> Collected data entries
- - -
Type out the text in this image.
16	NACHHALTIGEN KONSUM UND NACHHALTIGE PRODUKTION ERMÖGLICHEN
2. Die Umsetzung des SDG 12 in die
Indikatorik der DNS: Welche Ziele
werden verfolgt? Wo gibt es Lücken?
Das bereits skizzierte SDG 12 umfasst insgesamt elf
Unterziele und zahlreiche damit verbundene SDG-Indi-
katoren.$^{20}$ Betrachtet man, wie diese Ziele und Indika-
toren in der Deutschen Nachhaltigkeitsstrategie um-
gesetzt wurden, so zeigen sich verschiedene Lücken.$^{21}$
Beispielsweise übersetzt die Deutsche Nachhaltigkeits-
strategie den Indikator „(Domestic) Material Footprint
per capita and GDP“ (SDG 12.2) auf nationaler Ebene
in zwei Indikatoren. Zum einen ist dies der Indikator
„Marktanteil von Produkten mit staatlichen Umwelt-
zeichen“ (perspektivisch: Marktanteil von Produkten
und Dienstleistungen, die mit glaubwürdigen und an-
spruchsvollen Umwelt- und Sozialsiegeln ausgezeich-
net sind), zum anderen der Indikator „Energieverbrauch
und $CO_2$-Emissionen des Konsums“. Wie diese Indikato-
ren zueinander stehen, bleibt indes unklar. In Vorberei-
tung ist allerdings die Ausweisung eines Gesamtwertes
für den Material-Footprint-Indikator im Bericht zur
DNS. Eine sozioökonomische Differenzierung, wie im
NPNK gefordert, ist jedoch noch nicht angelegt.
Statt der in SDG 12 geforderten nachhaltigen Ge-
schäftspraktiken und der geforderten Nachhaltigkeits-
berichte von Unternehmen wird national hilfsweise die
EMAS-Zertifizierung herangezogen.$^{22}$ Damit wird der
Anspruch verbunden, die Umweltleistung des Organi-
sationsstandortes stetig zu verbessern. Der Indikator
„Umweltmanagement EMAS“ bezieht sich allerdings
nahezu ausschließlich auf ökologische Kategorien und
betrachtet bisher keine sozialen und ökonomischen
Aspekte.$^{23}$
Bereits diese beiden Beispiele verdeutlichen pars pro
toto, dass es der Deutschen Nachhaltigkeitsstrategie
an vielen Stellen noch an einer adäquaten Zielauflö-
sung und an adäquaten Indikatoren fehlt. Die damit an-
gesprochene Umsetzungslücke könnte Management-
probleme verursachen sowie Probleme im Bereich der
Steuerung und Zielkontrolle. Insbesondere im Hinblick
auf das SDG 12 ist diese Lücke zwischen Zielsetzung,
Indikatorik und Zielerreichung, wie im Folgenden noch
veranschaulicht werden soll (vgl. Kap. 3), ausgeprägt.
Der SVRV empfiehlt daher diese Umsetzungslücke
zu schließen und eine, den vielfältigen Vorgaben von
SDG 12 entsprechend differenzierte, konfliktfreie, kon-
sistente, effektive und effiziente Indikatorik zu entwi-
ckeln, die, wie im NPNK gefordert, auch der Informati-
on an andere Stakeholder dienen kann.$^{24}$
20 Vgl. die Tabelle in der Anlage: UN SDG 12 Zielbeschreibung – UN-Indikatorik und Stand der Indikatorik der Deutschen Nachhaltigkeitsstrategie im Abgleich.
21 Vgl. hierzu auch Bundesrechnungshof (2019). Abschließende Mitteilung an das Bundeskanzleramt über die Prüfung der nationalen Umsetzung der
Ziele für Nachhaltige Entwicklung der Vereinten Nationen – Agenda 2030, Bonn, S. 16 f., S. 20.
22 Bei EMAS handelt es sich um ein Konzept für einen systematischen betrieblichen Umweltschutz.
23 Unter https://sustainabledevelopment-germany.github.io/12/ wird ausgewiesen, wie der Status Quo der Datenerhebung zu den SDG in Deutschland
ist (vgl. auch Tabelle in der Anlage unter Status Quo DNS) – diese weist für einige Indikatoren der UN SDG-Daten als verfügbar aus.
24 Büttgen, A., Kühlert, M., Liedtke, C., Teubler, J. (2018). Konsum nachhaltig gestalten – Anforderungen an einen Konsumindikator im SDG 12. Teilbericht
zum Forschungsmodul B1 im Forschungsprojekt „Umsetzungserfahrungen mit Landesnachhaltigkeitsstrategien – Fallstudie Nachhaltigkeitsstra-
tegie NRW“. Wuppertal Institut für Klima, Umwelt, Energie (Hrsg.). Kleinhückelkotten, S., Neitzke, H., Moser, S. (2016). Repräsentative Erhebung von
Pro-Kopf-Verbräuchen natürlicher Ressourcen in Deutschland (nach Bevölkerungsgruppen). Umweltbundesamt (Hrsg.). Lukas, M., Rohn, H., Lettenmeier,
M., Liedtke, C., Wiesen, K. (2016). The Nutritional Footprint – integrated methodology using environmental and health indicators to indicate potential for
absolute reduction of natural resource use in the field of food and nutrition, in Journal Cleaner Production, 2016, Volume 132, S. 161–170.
- - -
> TASK DETAILS
Copy out every line of the data above, exactly as given.

> CORRECT RESPONSE
Type out the text in this image.
16	NACHHALTIGEN KONSUM UND NACHHALTIGE PRODUKTION ERMÖGLICHEN
2. Die Umsetzung des SDG 12 in die
Indikatorik der DNS: Welche Ziele
werden verfolgt? Wo gibt es Lücken?
Das bereits skizzierte SDG 12 umfasst insgesamt elf
Unterziele und zahlreiche damit verbundene SDG-Indi-
katoren.$^{20}$ Betrachtet man, wie diese Ziele und Indika-
toren in der Deutschen Nachhaltigkeitsstrategie um-
gesetzt wurden, so zeigen sich verschiedene Lücken.$^{21}$
Beispielsweise übersetzt die Deutsche Nachhaltigkeits-
strategie den Indikator „(Domestic) Material Footprint
per capita and GDP“ (SDG 12.2) auf nationaler Ebene
in zwei Indikatoren. Zum einen ist dies der Indikator
„Marktanteil von Produkten mit staatlichen Umwelt-
zeichen“ (perspektivisch: Marktanteil von Produkten
und Dienstleistungen, die mit glaubwürdigen und an-
spruchsvollen Umwelt- und Sozialsiegeln ausgezeich-
net sind), zum anderen der Indikator „Energieverbrauch
und $CO_2$-Emissionen des Konsums“. Wie diese Indikato-
ren zueinander stehen, bleibt indes unklar. In Vorberei-
tung ist allerdings die Ausweisung eines Gesamtwertes
für den Material-Footprint-Indikator im Bericht zur
DNS. Eine sozioökonomische Differenzierung, wie im
NPNK gefordert, ist jedoch noch nicht angelegt.
Statt der in SDG 12 geforderten nachhaltigen Ge-
schäftspraktiken und der geforderten Nachhaltigkeits-
berichte von Unternehmen wird national hilfsweise die
EMAS-Zertifizierung herangezogen.$^{22}$ Damit wird der
Anspruch verbunden, die Umweltleistung des Organi-
sationsstandortes stetig zu verbessern. Der Indikator
„Umweltmanagement EMAS“ bezieht sich allerdings
nahezu ausschließlich auf ökologische Kategorien und
betrachtet bisher keine sozialen und ökonomischen
Aspekte.$^{23}$
Bereits diese beiden Beispiele verdeutlichen pars pro
toto, dass es der Deutschen Nachhaltigkeitsstrategie
an vielen Stellen noch an einer adäquaten Zielauflö-
sung und an adäquaten Indikatoren fehlt. Die damit an-
gesprochene Umsetzungslücke könnte Management-
probleme verursachen sowie Probleme im Bereich der
Steuerung und Zielkontrolle. Insbesondere im Hinblick
auf das SDG 12 ist diese Lücke zwischen Zielsetzung,
Indikatorik und Zielerreichung, wie im Folgenden noch
veranschaulicht werden soll (vgl. Kap. 3), ausgeprägt.
Der SVRV empfiehlt daher diese Umsetzungslücke
zu schließen und eine, den vielfältigen Vorgaben von
SDG 12 entsprechend differenzierte, konfliktfreie, kon-
sistente, effektive und effiziente Indikatorik zu entwi-
ckeln, die, wie im NPNK gefordert, auch der Informati-
on an andere Stakeholder dienen kann.$^{24}$
20 Vgl. die Tabelle in der Anlage: UN SDG 12 Zielbeschreibung – UN-Indikatorik und Stand der Indikatorik der Deutschen Nachhaltigkeitsstrategie im Abgleich.
21 Vgl. hierzu auch Bundesrechnungshof (2019). Abschließende Mitteilung an das Bundeskanzleramt über die Prüfung der nationalen Umsetzung der
Ziele für Nachhaltige Entwicklung der Vereinten Nationen – Agenda 2030, Bonn, S. 16 f., S. 20.
22 Bei EMAS handelt es sich um ein Konzept für einen systematischen betrieblichen Umweltschutz.
23 Unter https://sustainabledevelopment-germany.github.io/12/ wird ausgewiesen, wie der Status Quo der Datenerhebung zu den SDG in Deutschland
ist (vgl. auch Tabelle in der Anlage unter Status Quo DNS) – diese weist für einige Indikatoren der UN SDG-Daten als verfügbar aus.
24 Büttgen, A., Kühlert, M., Liedtke, C., Teubler, J. (2018). Konsum nachhaltig gestalten – Anforderungen an einen Konsumindikator im SDG 12. Teilbericht
zum Forschungsmodul B1 im Forschungsprojekt „Umsetzungserfahrungen mit Landesnachhaltigkeitsstrategien – Fallstudie Nachhaltigkeitsstra-
tegie NRW“. Wuppertal Institut für Klima, Umwelt, Energie (Hrsg.). Kleinhückelkotten, S., Neitzke, H., Moser, S. (2016). Repräsentative Erhebung von
Pro-Kopf-Verbräuchen natürlicher Ressourcen in Deutschland (nach Bevölkerungsgruppen). Umweltbundesamt (Hrsg.). Lukas, M., Rohn, H., Lettenmeier,
M., Liedtke, C., Wiesen, K. (2016). The Nutritional Footprint – integrated methodology using environmental and health indicators to indicate potential for
absolute reduction of natural resource use in the field of food and nutrition, in Journal Cleaner Production, 2016, Volume 132, S. 161–170.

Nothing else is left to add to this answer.